→ **Short task**:
All records below must be retyped exactly.
##############################
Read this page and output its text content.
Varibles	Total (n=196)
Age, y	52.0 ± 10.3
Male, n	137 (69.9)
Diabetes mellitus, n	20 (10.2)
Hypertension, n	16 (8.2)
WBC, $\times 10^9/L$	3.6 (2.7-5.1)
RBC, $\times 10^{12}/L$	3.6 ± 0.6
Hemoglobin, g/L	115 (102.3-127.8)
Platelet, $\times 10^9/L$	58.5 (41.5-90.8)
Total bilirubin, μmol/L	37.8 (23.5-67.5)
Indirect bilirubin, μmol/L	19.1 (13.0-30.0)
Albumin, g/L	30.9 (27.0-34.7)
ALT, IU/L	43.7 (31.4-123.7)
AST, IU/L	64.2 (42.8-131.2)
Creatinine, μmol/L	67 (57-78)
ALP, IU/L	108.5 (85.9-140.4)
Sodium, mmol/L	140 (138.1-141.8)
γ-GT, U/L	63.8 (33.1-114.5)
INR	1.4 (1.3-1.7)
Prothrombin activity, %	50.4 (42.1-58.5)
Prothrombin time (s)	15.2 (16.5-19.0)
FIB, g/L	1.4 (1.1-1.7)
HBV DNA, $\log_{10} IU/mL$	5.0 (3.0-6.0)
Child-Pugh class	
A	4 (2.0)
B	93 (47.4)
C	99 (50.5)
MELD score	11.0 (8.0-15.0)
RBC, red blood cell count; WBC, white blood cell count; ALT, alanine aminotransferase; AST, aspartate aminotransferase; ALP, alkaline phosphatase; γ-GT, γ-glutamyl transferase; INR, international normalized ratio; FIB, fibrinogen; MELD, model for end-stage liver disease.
##############################
→ **Complete response**:
Read this page and output its text content.
Varibles	Total (n=196)
Age, y	52.0 ± 10.3
Male, n	137 (69.9)
Diabetes mellitus, n	20 (10.2)
Hypertension, n	16 (8.2)
WBC, $\times 10^9/L$	3.6 (2.7-5.1)
RBC, $\times 10^{12}/L$	3.6 ± 0.6
Hemoglobin, g/L	115 (102.3-127.8)
Platelet, $\times 10^9/L$	58.5 (41.5-90.8)
Total bilirubin, μmol/L	37.8 (23.5-67.5)
Indirect bilirubin, μmol/L	19.1 (13.0-30.0)
Albumin, g/L	30.9 (27.0-34.7)
ALT, IU/L	43.7 (31.4-123.7)
AST, IU/L	64.2 (42.8-131.2)
Creatinine, μmol/L	67 (57-78)
ALP, IU/L	108.5 (85.9-140.4)
Sodium, mmol/L	140 (138.1-141.8)
γ-GT, U/L	63.8 (33.1-114.5)
INR	1.4 (1.3-1.7)
Prothrombin activity, %	50.4 (42.1-58.5)
Prothrombin time (s)	15.2 (16.5-19.0)
FIB, g/L	1.4 (1.1-1.7)
HBV DNA, $\log_{10} IU/mL$	5.0 (3.0-6.0)
Child-Pugh class	
A	4 (2.0)
B	93 (47.4)
C	99 (50.5)
MELD score	11.0 (8.0-15.0)
RBC, red blood cell count; WBC, white blood cell count; ALT, alanine aminotransferase; AST, aspartate aminotransferase; ALP, alkaline phosphatase; γ-GT, γ-glutamyl transferase; INR, international normalized ratio; FIB, fibrinogen; MELD, model for end-stage liver disease.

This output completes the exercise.